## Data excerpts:
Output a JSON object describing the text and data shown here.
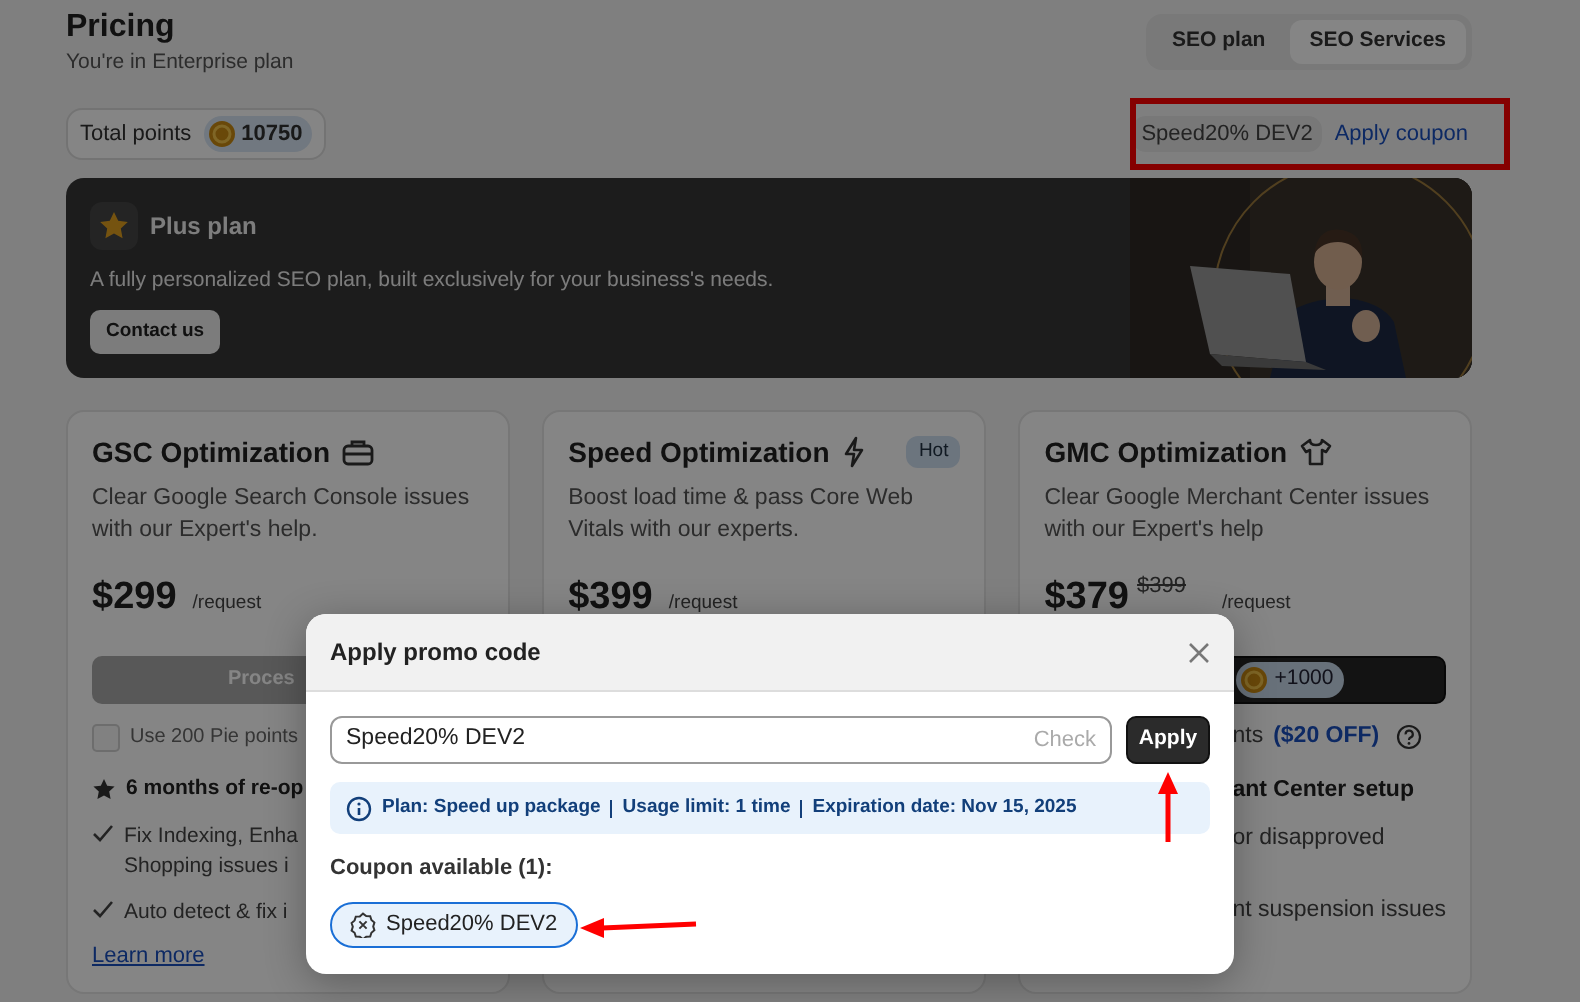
{
  "header": {
    "title": "Pricing",
    "subtitle": "You're in Enterprise plan"
  },
  "tabs": [
    {
      "label": "SEO plan",
      "selected": false
    },
    {
      "label": "SEO Services",
      "selected": true
    }
  ],
  "points": {
    "label": "Total points",
    "value": "10750"
  },
  "coupon_bar": {
    "code": "Speed20% DEV2",
    "link": "Apply coupon"
  },
  "banner": {
    "title": "Plus plan",
    "text": "A fully personalized SEO plan, built exclusively for your business's needs.",
    "button": "Contact us"
  },
  "cards": [
    {
      "title": "GSC Optimization",
      "description": "Clear Google Search Console issues with our Expert's help.",
      "price": "$299",
      "unit": "/request",
      "button": "Proces",
      "points_option": {
        "label": "Use 200 Pie points",
        "checked": false
      },
      "highlight": "6 months of re-op",
      "features": [
        {
          "lines": [
            "Fix Indexing, Enha",
            "Shopping issues i"
          ]
        },
        {
          "lines": [
            "Auto detect & fix i"
          ]
        }
      ],
      "link": "Learn more"
    },
    {
      "title": "Speed Optimization",
      "badge": "Hot",
      "description": "Boost load time & pass Core Web Vitals with our experts.",
      "price": "$399",
      "unit": "/request"
    },
    {
      "title": "GMC Optimization",
      "description": "Clear Google Merchant Center issues with our Expert's help",
      "price": "$379",
      "old_price": "$399",
      "unit": "/request",
      "button_points": "+1000",
      "points_option": {
        "label": "nts",
        "discount": "($20 OFF)"
      },
      "highlight": "ant Center setup",
      "features": [
        {
          "lines": [
            "or disapproved"
          ]
        },
        {
          "lines": [
            "nt suspension issues"
          ]
        }
      ]
    }
  ],
  "modal": {
    "title": "Apply promo code",
    "input_value": "Speed20% DEV2",
    "check_label": "Check",
    "apply_label": "Apply",
    "info": [
      "Plan: Speed up package",
      "Usage limit: 1 time",
      "Expiration date: Nov 15, 2025"
    ],
    "coupons_label": "Coupon available (1):",
    "coupons": [
      {
        "code": "Speed20% DEV2",
        "selected": true
      }
    ]
  }
}
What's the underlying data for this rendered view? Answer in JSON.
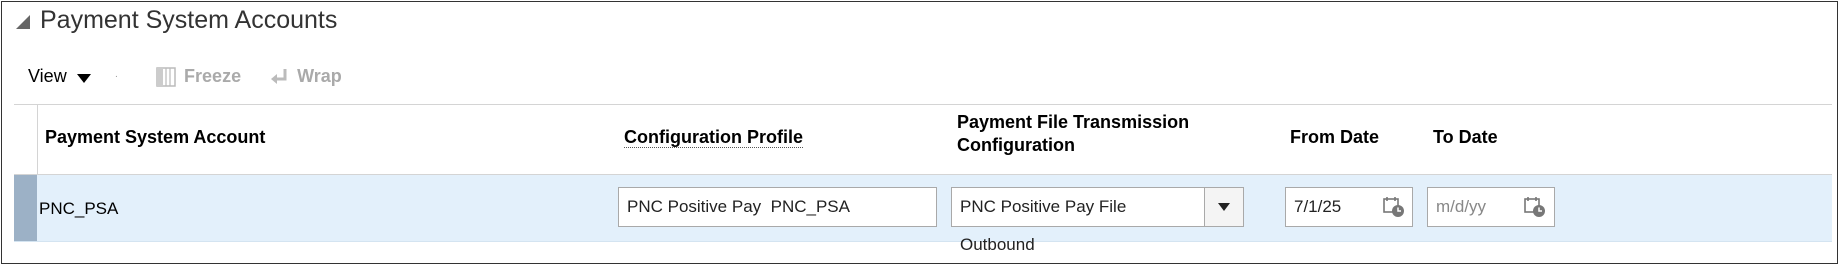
{
  "panel": {
    "title": "Payment System Accounts"
  },
  "toolbar": {
    "view_label": "View",
    "freeze_label": "Freeze",
    "wrap_label": "Wrap"
  },
  "columns": {
    "payment_system_account": "Payment System Account",
    "configuration_profile": "Configuration Profile",
    "transmission_line1": "Payment File Transmission",
    "transmission_line2": "Configuration",
    "from_date": "From Date",
    "to_date": "To Date"
  },
  "rows": [
    {
      "payment_system_account": "PNC_PSA",
      "configuration_profile": "PNC Positive Pay  PNC_PSA",
      "transmission_configuration": "PNC Positive Pay File Outbound",
      "from_date": "7/1/25",
      "to_date_placeholder": "m/d/yy"
    }
  ],
  "icons": {
    "collapse": "triangle-collapse-icon",
    "view_dropdown": "chevron-down-icon",
    "freeze": "freeze-columns-icon",
    "wrap": "wrap-text-icon",
    "select_dropdown": "chevron-down-icon",
    "calendar": "calendar-icon"
  },
  "colors": {
    "selected_row_bg": "#e3f0fb",
    "row_marker": "#9cb1c6",
    "disabled_text": "#aaaaaa"
  }
}
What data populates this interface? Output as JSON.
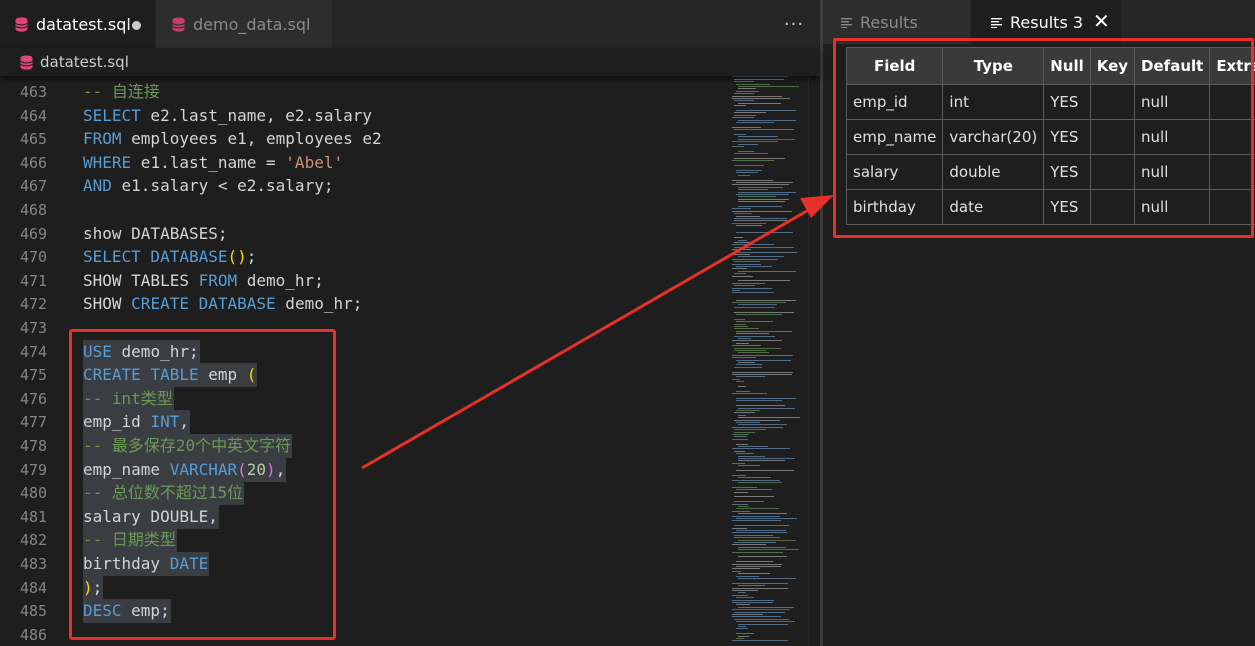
{
  "editor": {
    "tabs": [
      {
        "label": "datatest.sql",
        "active": true,
        "dirty": true
      },
      {
        "label": "demo_data.sql",
        "active": false,
        "dirty": false
      }
    ],
    "more_label": "···",
    "breadcrumb": "datatest.sql",
    "lines": [
      {
        "no": "463",
        "tokens": [
          {
            "c": "c",
            "t": "-- 自连接"
          }
        ]
      },
      {
        "no": "464",
        "tokens": [
          {
            "c": "k",
            "t": "SELECT"
          },
          {
            "c": "t",
            "t": " e2.last_name, e2.salary"
          }
        ]
      },
      {
        "no": "465",
        "tokens": [
          {
            "c": "k",
            "t": "FROM"
          },
          {
            "c": "t",
            "t": " employees e1, employees e2"
          }
        ]
      },
      {
        "no": "466",
        "tokens": [
          {
            "c": "k",
            "t": "WHERE"
          },
          {
            "c": "t",
            "t": " e1.last_name = "
          },
          {
            "c": "s",
            "t": "'Abel'"
          }
        ]
      },
      {
        "no": "467",
        "tokens": [
          {
            "c": "k",
            "t": "AND"
          },
          {
            "c": "t",
            "t": " e1.salary < e2.salary;"
          }
        ]
      },
      {
        "no": "468",
        "tokens": []
      },
      {
        "no": "469",
        "tokens": [
          {
            "c": "t",
            "t": "show DATABASES;"
          }
        ]
      },
      {
        "no": "470",
        "tokens": [
          {
            "c": "k",
            "t": "SELECT DATABASE"
          },
          {
            "c": "b",
            "t": "()"
          },
          {
            "c": "t",
            "t": ";"
          }
        ]
      },
      {
        "no": "471",
        "tokens": [
          {
            "c": "t",
            "t": "SHOW TABLES "
          },
          {
            "c": "k",
            "t": "FROM"
          },
          {
            "c": "t",
            "t": " demo_hr;"
          }
        ]
      },
      {
        "no": "472",
        "tokens": [
          {
            "c": "t",
            "t": "SHOW "
          },
          {
            "c": "k",
            "t": "CREATE DATABASE"
          },
          {
            "c": "t",
            "t": " demo_hr;"
          }
        ]
      },
      {
        "no": "473",
        "tokens": []
      },
      {
        "no": "474",
        "sel": true,
        "tokens": [
          {
            "c": "k",
            "t": "USE"
          },
          {
            "c": "t",
            "t": " demo_hr;"
          }
        ]
      },
      {
        "no": "475",
        "sel": true,
        "tokens": [
          {
            "c": "k",
            "t": "CREATE TABLE"
          },
          {
            "c": "t",
            "t": " emp "
          },
          {
            "c": "b",
            "t": "("
          }
        ]
      },
      {
        "no": "476",
        "sel": true,
        "tokens": [
          {
            "c": "c",
            "t": "-- int类型"
          }
        ]
      },
      {
        "no": "477",
        "sel": true,
        "tokens": [
          {
            "c": "t",
            "t": "emp_id "
          },
          {
            "c": "k",
            "t": "INT"
          },
          {
            "c": "t",
            "t": ","
          }
        ]
      },
      {
        "no": "478",
        "sel": true,
        "tokens": [
          {
            "c": "c",
            "t": "-- 最多保存20个中英文字符"
          }
        ]
      },
      {
        "no": "479",
        "sel": true,
        "tokens": [
          {
            "c": "t",
            "t": "emp_name "
          },
          {
            "c": "k",
            "t": "VARCHAR"
          },
          {
            "c": "p",
            "t": "("
          },
          {
            "c": "n",
            "t": "20"
          },
          {
            "c": "p",
            "t": ")"
          },
          {
            "c": "t",
            "t": ","
          }
        ]
      },
      {
        "no": "480",
        "sel": true,
        "tokens": [
          {
            "c": "c",
            "t": "-- 总位数不超过15位"
          }
        ]
      },
      {
        "no": "481",
        "sel": true,
        "tokens": [
          {
            "c": "t",
            "t": "salary DOUBLE,"
          }
        ]
      },
      {
        "no": "482",
        "sel": true,
        "tokens": [
          {
            "c": "c",
            "t": "-- 日期类型"
          }
        ]
      },
      {
        "no": "483",
        "sel": true,
        "tokens": [
          {
            "c": "t",
            "t": "birthday "
          },
          {
            "c": "k",
            "t": "DATE"
          }
        ]
      },
      {
        "no": "484",
        "sel": true,
        "tokens": [
          {
            "c": "b",
            "t": ")"
          },
          {
            "c": "t",
            "t": ";"
          }
        ]
      },
      {
        "no": "485",
        "sel": true,
        "tokens": [
          {
            "c": "k",
            "t": "DESC"
          },
          {
            "c": "t",
            "t": " emp;"
          }
        ]
      },
      {
        "no": "486",
        "tokens": []
      }
    ]
  },
  "results": {
    "tabs": [
      {
        "label": "Results",
        "active": false
      },
      {
        "label": "Results 3",
        "active": true
      }
    ],
    "close_label": "✕",
    "columns": [
      "Field",
      "Type",
      "Null",
      "Key",
      "Default",
      "Extra"
    ],
    "rows": [
      [
        "emp_id",
        "int",
        "YES",
        "",
        "null",
        ""
      ],
      [
        "emp_name",
        "varchar(20)",
        "YES",
        "",
        "null",
        ""
      ],
      [
        "salary",
        "double",
        "YES",
        "",
        "null",
        ""
      ],
      [
        "birthday",
        "date",
        "YES",
        "",
        "null",
        ""
      ]
    ]
  },
  "colors": {
    "annotation_red": "#e8302a",
    "db_icon": "#e0447a",
    "keyword": "#569cd6",
    "comment": "#6a9955"
  },
  "icons": {
    "file_icon": "database-icon",
    "results_icon": "list-lines-icon",
    "close_icon": "close-icon"
  }
}
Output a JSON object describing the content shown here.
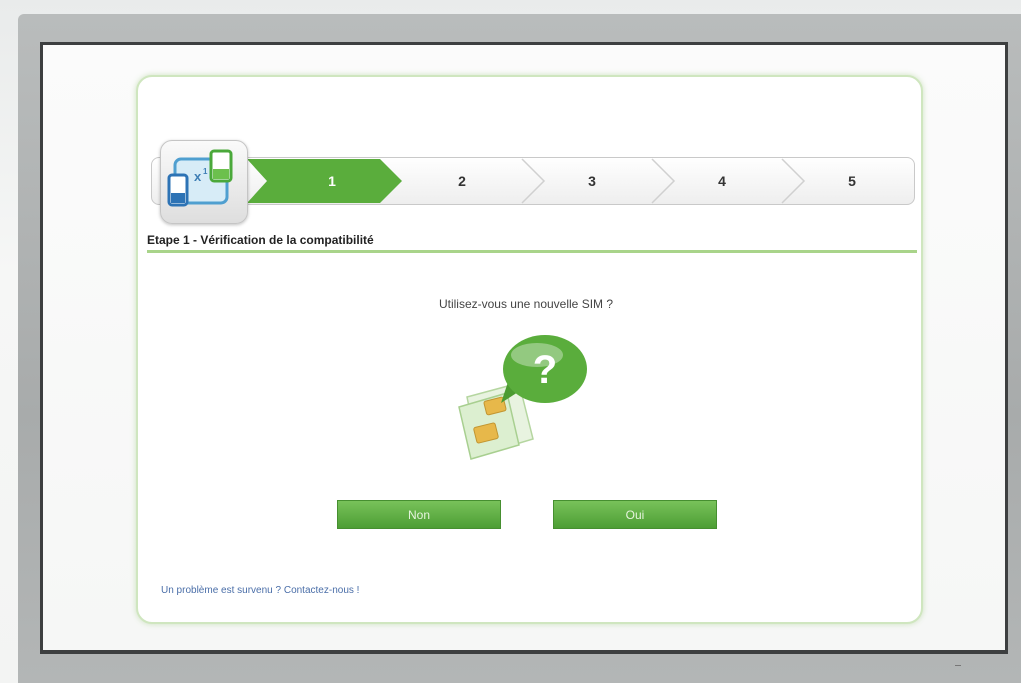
{
  "wizard": {
    "steps": [
      "1",
      "2",
      "3",
      "4",
      "5"
    ],
    "active_step": 1,
    "section_title": "Etape 1 - Vérification de la compatibilité"
  },
  "question": {
    "text": "Utilisez-vous une nouvelle SIM ?",
    "badge": "?"
  },
  "buttons": {
    "no_label": "Non",
    "yes_label": "Oui"
  },
  "help_link": "Un problème est survenu ? Contactez-nous !",
  "icons": [
    "transfer-phones-icon",
    "question-bubble-icon",
    "sim-card-icon"
  ],
  "colors": {
    "accent_green": "#5aad3c",
    "rule_green": "#a9d48a",
    "link_blue": "#4a6ea8"
  }
}
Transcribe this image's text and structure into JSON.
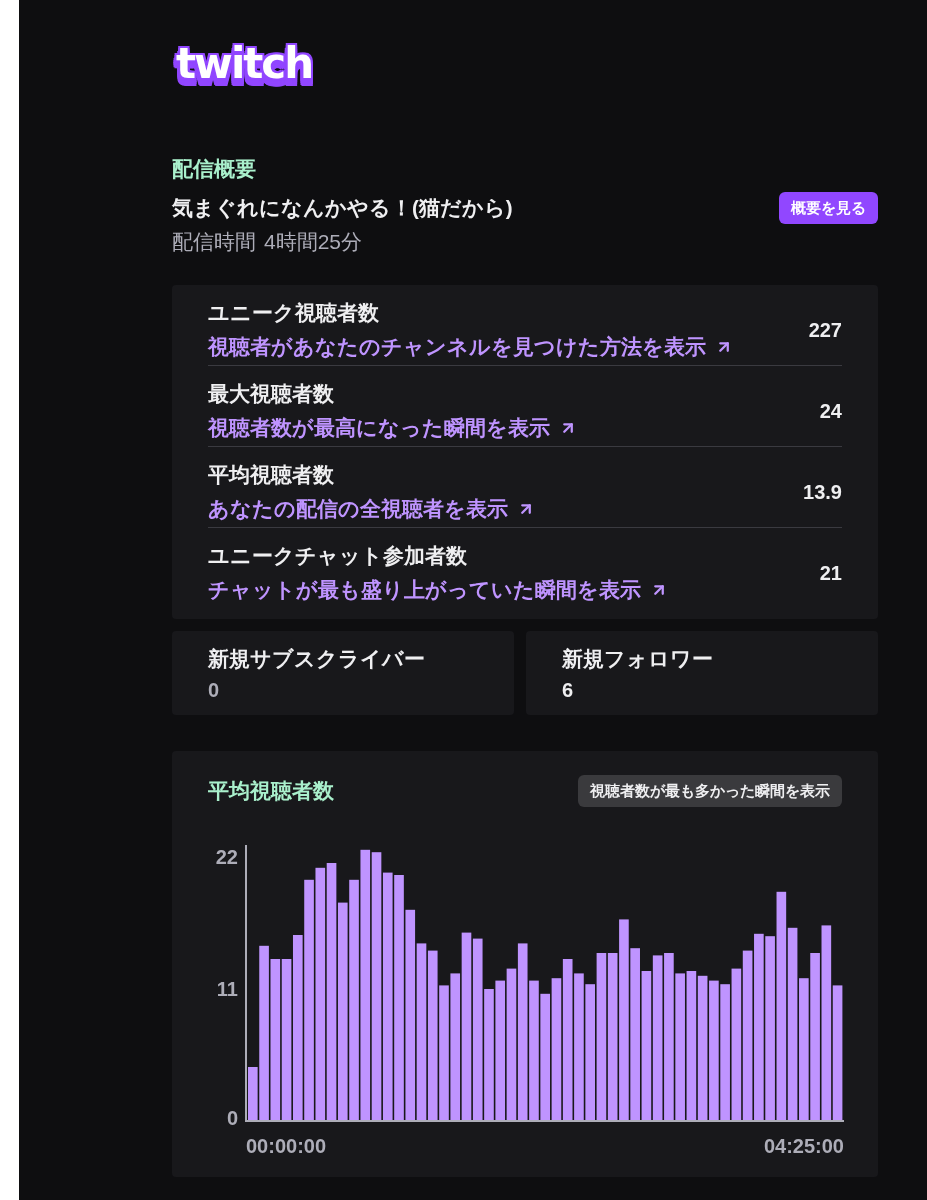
{
  "logo": "twitch",
  "summary": {
    "heading": "配信概要",
    "title": "気まぐれになんかやる！(猫だから)",
    "button": "概要を見る",
    "duration": {
      "label": "配信時間",
      "value": "4時間25分"
    }
  },
  "stats": [
    {
      "label": "ユニーク視聴者数",
      "link": "視聴者があなたのチャンネルを見つけた方法を表示",
      "value": "227"
    },
    {
      "label": "最大視聴者数",
      "link": "視聴者数が最高になった瞬間を表示",
      "value": "24"
    },
    {
      "label": "平均視聴者数",
      "link": "あなたの配信の全視聴者を表示",
      "value": "13.9"
    },
    {
      "label": "ユニークチャット参加者数",
      "link": "チャットが最も盛り上がっていた瞬間を表示",
      "value": "21"
    }
  ],
  "cards": [
    {
      "label": "新規サブスクライバー",
      "value": "0",
      "muted": true
    },
    {
      "label": "新規フォロワー",
      "value": "6",
      "muted": false
    }
  ],
  "chart_panel": {
    "title": "平均視聴者数",
    "button": "視聴者数が最も多かった瞬間を表示",
    "chart_data": {
      "type": "bar",
      "values": [
        4.5,
        14.6,
        13.5,
        13.5,
        15.5,
        20.1,
        21.1,
        21.5,
        18.2,
        20.1,
        22.6,
        22.4,
        20.7,
        20.5,
        17.6,
        14.8,
        14.2,
        11.3,
        12.3,
        15.7,
        15.2,
        11,
        11.7,
        12.7,
        14.8,
        11.7,
        10.6,
        11.9,
        13.5,
        12.3,
        11.4,
        14,
        14,
        16.8,
        14.4,
        12.5,
        13.8,
        14,
        12.3,
        12.5,
        12.1,
        11.7,
        11.4,
        12.7,
        14.2,
        15.6,
        15.4,
        19.1,
        16.1,
        11.9,
        14,
        16.3,
        11.3
      ],
      "ylim": [
        0,
        23
      ],
      "yticks": [
        0,
        11,
        22
      ]
    },
    "time_range": {
      "start": "00:00:00",
      "end": "04:25:00"
    }
  }
}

## STATED EXERCISE:
Work through the records line by line and tally those holding "Google". Reply with the number alone.

## ANSWER IN FULL:
2